Track down each line that has the word "Format" and copy it.

>> Start Records for this exercise

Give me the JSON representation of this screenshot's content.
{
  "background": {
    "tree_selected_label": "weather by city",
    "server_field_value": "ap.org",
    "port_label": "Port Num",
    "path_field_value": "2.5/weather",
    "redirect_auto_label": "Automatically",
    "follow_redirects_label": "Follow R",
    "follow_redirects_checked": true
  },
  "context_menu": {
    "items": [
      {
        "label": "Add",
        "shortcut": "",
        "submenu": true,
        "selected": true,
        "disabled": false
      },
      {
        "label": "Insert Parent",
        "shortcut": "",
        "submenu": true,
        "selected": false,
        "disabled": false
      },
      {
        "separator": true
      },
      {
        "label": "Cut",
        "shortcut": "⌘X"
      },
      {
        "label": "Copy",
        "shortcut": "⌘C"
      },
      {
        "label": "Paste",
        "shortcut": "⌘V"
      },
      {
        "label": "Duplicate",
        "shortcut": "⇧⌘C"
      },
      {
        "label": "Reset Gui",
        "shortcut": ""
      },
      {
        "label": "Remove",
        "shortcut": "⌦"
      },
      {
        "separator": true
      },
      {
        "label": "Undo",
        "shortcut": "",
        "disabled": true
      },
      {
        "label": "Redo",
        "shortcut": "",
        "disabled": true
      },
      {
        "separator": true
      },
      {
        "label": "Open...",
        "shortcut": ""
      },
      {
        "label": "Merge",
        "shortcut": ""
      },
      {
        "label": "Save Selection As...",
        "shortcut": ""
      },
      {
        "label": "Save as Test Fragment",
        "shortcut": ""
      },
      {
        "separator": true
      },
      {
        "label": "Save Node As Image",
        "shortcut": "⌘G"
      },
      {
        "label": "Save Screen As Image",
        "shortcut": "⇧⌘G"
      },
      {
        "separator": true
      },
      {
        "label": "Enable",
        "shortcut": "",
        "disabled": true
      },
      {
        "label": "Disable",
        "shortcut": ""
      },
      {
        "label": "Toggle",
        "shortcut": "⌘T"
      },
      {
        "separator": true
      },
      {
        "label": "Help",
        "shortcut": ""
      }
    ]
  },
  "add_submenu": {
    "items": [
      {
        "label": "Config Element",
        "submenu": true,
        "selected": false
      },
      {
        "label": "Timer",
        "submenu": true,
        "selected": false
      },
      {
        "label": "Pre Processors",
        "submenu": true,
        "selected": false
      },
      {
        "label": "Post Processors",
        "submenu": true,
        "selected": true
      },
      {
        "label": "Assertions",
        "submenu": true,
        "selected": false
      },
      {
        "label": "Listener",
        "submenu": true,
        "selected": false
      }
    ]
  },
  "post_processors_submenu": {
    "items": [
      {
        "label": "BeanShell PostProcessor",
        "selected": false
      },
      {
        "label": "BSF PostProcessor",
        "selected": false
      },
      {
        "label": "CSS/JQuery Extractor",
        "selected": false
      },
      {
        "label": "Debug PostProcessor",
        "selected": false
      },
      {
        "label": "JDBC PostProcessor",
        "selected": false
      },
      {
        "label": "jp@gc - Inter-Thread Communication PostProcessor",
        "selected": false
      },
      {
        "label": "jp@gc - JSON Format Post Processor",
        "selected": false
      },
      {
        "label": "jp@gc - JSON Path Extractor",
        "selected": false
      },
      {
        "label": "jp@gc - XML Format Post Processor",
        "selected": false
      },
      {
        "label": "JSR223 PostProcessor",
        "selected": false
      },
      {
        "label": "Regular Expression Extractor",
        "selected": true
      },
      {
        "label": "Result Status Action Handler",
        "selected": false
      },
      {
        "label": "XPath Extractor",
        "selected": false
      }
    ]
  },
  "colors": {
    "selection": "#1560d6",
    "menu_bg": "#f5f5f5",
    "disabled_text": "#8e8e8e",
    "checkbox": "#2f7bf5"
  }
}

>> End Records for this exercise

» Reply
        "label": "jp@gc - JSON Format Post Processor",
        "label": "jp@gc - XML Format Post Processor",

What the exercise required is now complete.